# Start of DATASET ROWS

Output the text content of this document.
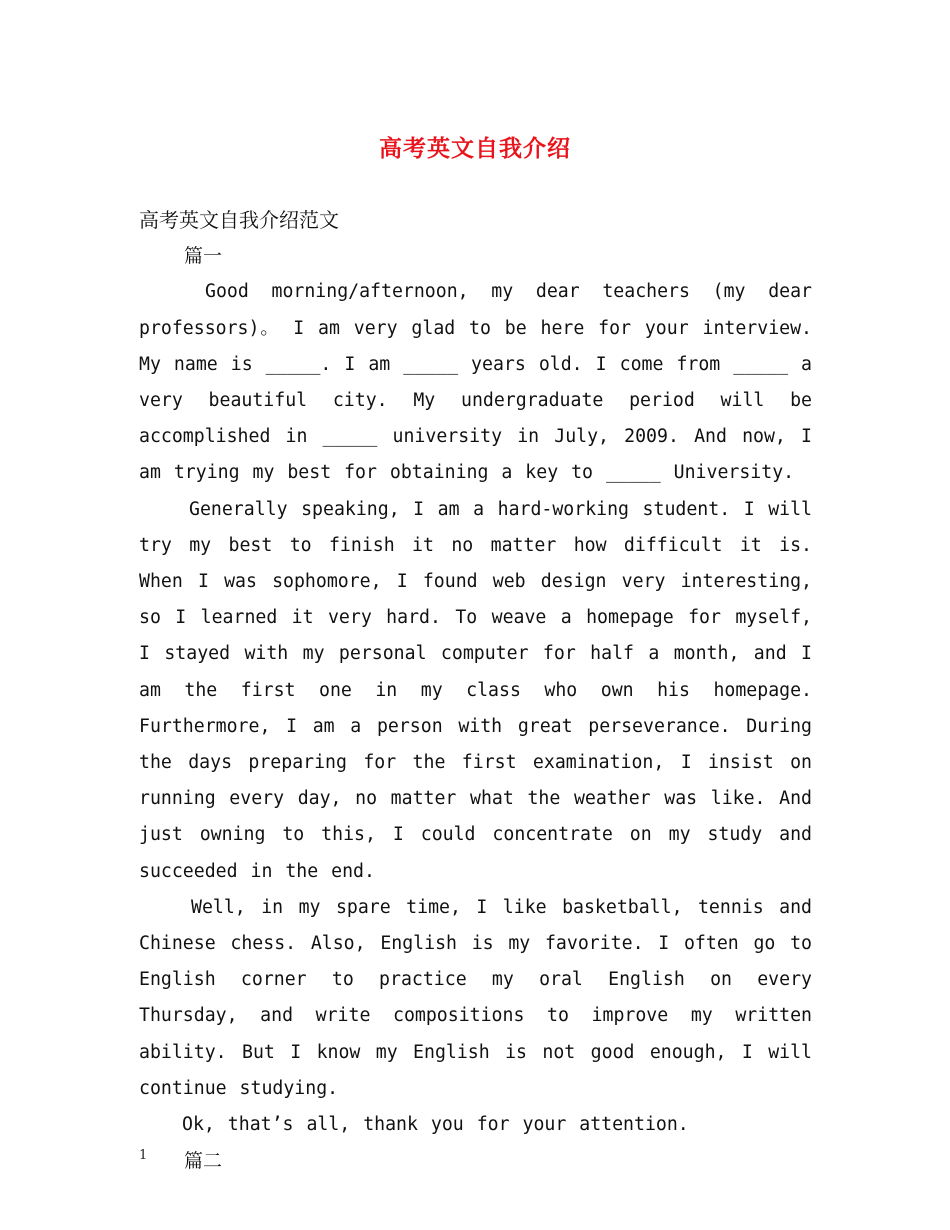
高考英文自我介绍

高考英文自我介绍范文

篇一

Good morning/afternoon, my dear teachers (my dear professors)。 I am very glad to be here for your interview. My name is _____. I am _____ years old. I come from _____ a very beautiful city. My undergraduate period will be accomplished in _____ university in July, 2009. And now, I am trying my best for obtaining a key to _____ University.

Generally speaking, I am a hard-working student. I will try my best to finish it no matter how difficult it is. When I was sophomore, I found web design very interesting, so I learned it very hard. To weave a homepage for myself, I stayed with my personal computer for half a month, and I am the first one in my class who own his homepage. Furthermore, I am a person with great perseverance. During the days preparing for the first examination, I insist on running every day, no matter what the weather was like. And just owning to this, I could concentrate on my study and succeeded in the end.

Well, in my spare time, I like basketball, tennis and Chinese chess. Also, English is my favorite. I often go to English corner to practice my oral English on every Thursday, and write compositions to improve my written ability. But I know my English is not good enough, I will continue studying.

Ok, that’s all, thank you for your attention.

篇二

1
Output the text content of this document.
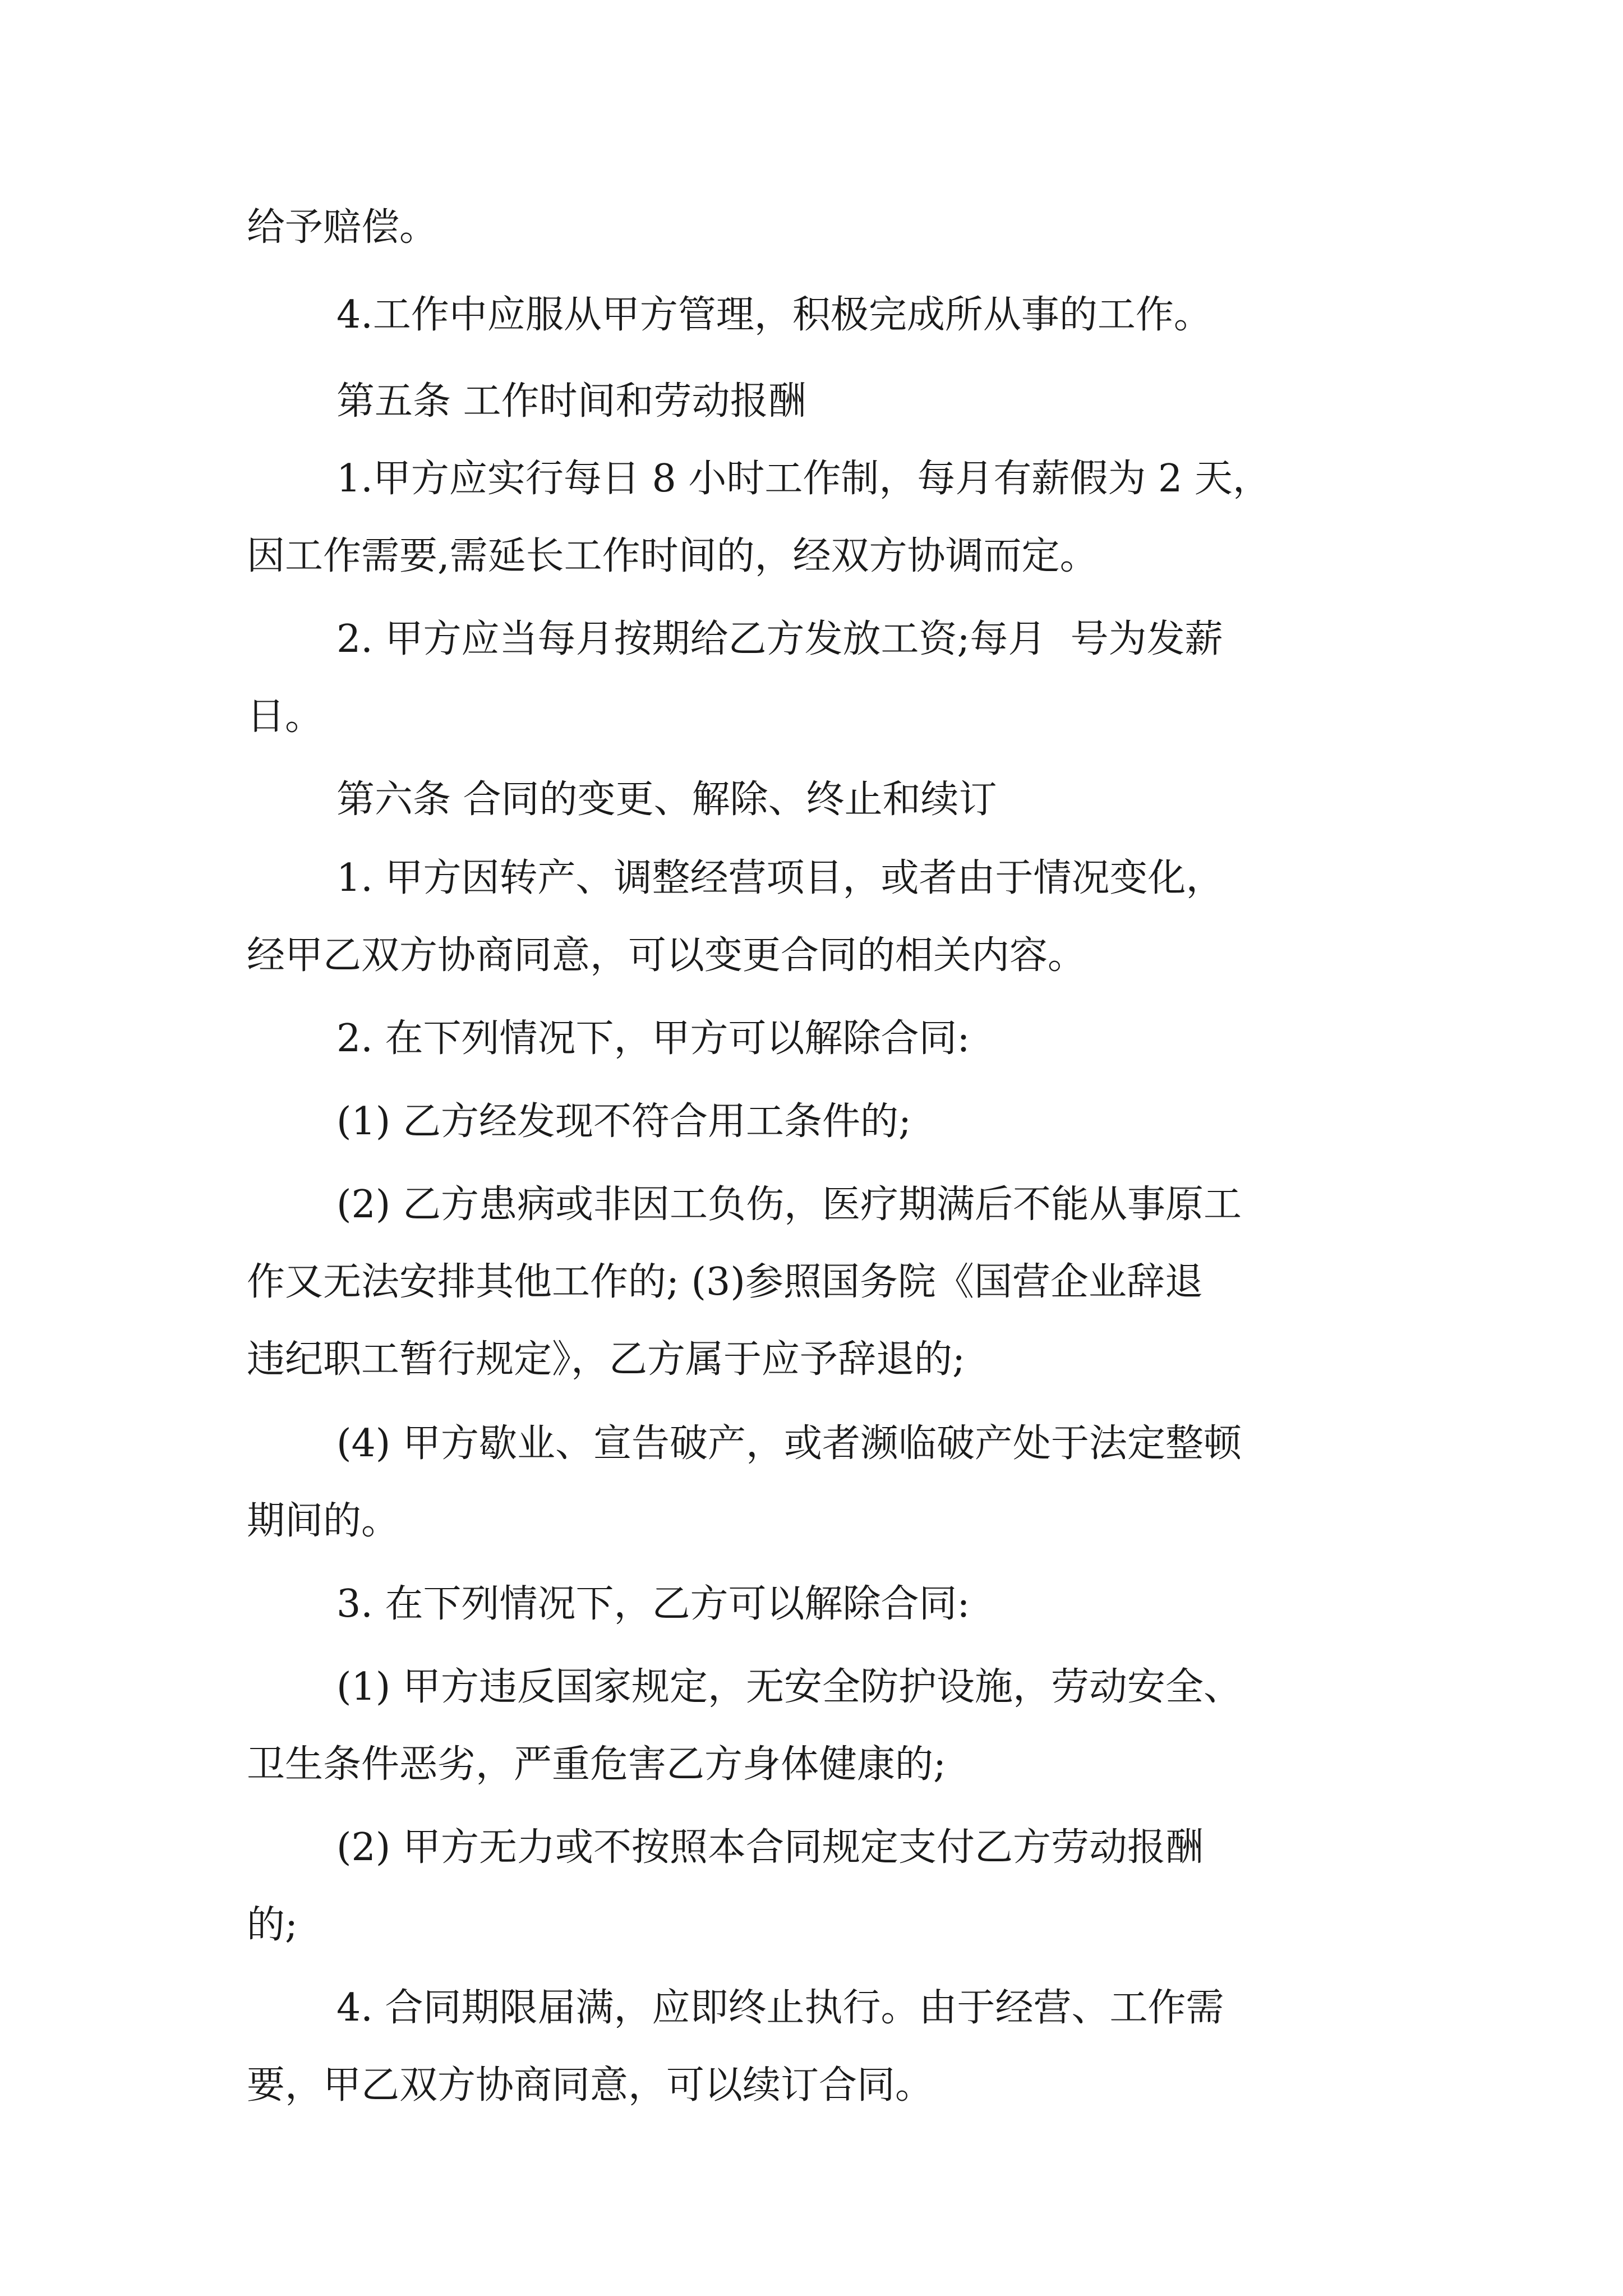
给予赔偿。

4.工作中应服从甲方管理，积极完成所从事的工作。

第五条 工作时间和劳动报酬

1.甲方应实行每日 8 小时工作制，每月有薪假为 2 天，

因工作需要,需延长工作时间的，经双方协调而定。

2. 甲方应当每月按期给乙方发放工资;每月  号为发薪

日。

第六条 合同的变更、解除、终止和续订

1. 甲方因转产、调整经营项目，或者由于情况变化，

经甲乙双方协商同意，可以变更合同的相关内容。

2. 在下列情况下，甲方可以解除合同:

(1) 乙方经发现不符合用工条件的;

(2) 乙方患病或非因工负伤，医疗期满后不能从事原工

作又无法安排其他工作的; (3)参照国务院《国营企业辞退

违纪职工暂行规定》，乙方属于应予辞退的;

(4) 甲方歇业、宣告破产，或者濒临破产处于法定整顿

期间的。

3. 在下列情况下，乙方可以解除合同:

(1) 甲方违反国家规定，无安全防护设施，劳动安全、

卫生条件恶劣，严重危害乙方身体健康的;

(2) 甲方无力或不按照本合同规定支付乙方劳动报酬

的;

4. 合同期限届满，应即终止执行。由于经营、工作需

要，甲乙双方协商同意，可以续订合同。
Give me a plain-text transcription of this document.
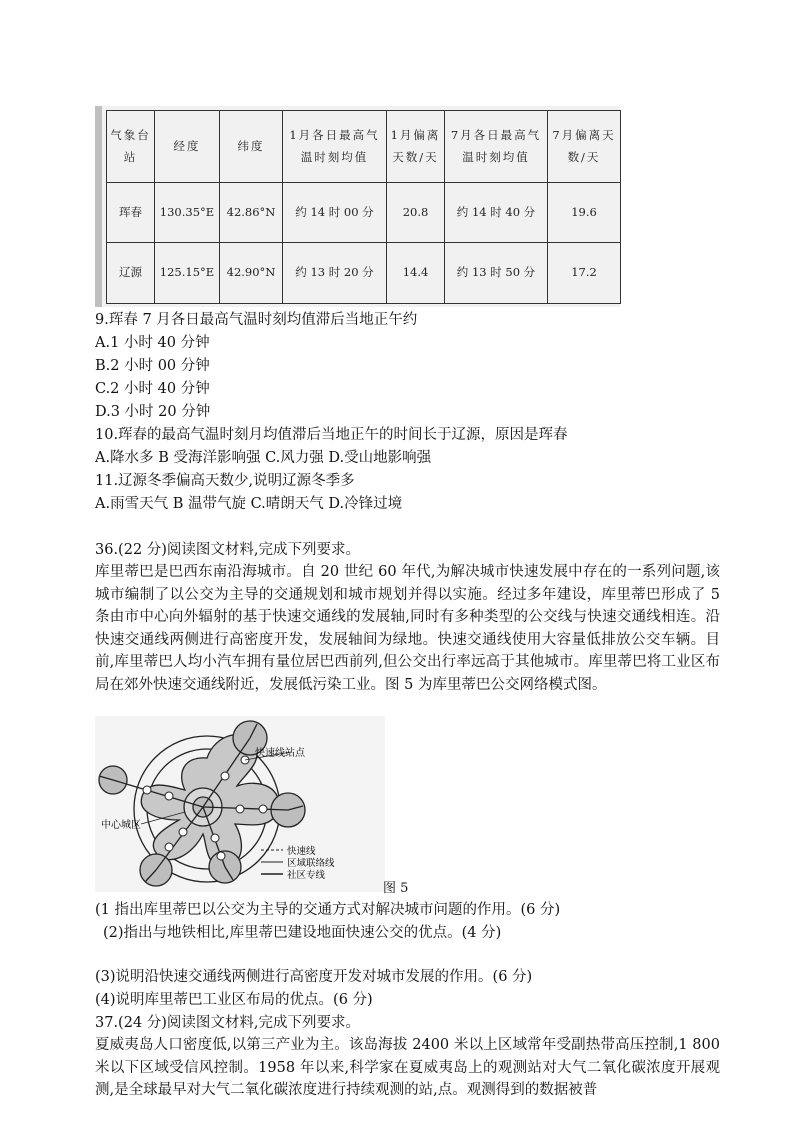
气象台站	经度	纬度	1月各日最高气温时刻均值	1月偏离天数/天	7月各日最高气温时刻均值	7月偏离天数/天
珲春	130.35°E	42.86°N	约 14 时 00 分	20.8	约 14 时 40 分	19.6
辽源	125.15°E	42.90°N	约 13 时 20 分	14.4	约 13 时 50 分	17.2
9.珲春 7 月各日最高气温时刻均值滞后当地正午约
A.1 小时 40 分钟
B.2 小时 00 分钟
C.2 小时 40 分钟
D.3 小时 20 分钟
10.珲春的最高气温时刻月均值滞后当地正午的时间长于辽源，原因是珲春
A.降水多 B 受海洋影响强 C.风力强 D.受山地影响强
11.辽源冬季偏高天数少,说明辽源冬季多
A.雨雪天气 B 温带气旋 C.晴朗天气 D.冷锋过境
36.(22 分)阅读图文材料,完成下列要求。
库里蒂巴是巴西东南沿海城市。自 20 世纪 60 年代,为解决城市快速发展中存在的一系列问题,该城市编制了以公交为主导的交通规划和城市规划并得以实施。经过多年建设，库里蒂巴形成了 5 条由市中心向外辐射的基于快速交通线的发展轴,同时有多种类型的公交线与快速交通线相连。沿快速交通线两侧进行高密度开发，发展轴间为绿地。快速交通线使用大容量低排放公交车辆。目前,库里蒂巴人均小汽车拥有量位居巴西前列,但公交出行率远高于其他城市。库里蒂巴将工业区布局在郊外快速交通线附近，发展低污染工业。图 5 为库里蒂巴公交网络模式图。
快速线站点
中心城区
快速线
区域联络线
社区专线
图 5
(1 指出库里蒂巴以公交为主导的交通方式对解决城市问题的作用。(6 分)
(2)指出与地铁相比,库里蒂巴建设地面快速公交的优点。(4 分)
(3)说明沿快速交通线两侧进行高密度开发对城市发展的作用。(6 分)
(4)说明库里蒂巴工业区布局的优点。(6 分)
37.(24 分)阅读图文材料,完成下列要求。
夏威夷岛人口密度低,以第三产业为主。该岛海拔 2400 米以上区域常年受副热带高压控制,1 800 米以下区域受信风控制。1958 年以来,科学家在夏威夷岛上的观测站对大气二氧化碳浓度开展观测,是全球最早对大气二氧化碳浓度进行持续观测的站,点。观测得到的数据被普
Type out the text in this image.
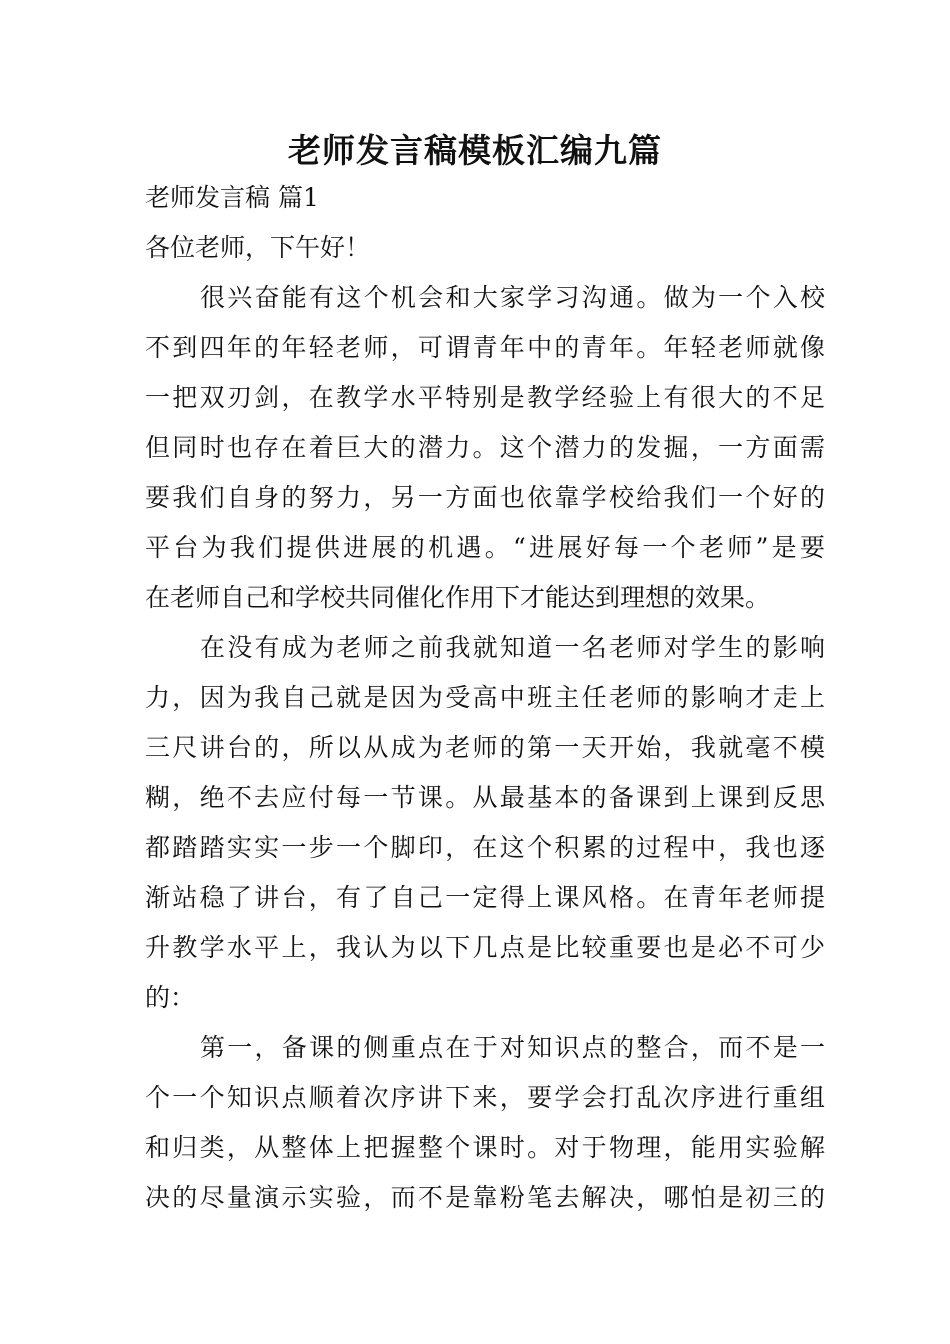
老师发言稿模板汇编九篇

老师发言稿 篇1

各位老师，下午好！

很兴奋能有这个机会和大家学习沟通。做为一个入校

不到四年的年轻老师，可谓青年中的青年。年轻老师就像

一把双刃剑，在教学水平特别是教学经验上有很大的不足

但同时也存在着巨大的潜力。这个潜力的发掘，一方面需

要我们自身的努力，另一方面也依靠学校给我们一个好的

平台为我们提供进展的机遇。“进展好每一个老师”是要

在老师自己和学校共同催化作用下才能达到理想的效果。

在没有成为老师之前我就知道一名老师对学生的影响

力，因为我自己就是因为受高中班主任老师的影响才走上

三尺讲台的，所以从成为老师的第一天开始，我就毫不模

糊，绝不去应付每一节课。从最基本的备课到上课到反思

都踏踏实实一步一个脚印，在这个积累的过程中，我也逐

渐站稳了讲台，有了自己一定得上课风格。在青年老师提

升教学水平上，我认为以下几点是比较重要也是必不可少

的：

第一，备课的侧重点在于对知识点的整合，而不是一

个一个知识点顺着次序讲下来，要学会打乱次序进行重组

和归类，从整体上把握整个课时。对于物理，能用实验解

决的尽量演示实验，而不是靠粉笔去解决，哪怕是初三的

# End of DATASET ROWS

**THE EXERCISE:**
Starting at the line that holds "Type out the text in this image.", repeat every line through the end of the listing exactly as written, skipping any picture.

**EXERCISE SOLUTION:**
Type out the text in this image.
老师发言稿模板汇编九篇

老师发言稿 篇1

各位老师，下午好！

很兴奋能有这个机会和大家学习沟通。做为一个入校

不到四年的年轻老师，可谓青年中的青年。年轻老师就像

一把双刃剑，在教学水平特别是教学经验上有很大的不足

但同时也存在着巨大的潜力。这个潜力的发掘，一方面需

要我们自身的努力，另一方面也依靠学校给我们一个好的

平台为我们提供进展的机遇。“进展好每一个老师”是要

在老师自己和学校共同催化作用下才能达到理想的效果。

在没有成为老师之前我就知道一名老师对学生的影响

力，因为我自己就是因为受高中班主任老师的影响才走上

三尺讲台的，所以从成为老师的第一天开始，我就毫不模

糊，绝不去应付每一节课。从最基本的备课到上课到反思

都踏踏实实一步一个脚印，在这个积累的过程中，我也逐

渐站稳了讲台，有了自己一定得上课风格。在青年老师提

升教学水平上，我认为以下几点是比较重要也是必不可少

的：

第一，备课的侧重点在于对知识点的整合，而不是一

个一个知识点顺着次序讲下来，要学会打乱次序进行重组

和归类，从整体上把握整个课时。对于物理，能用实验解

决的尽量演示实验，而不是靠粉笔去解决，哪怕是初三的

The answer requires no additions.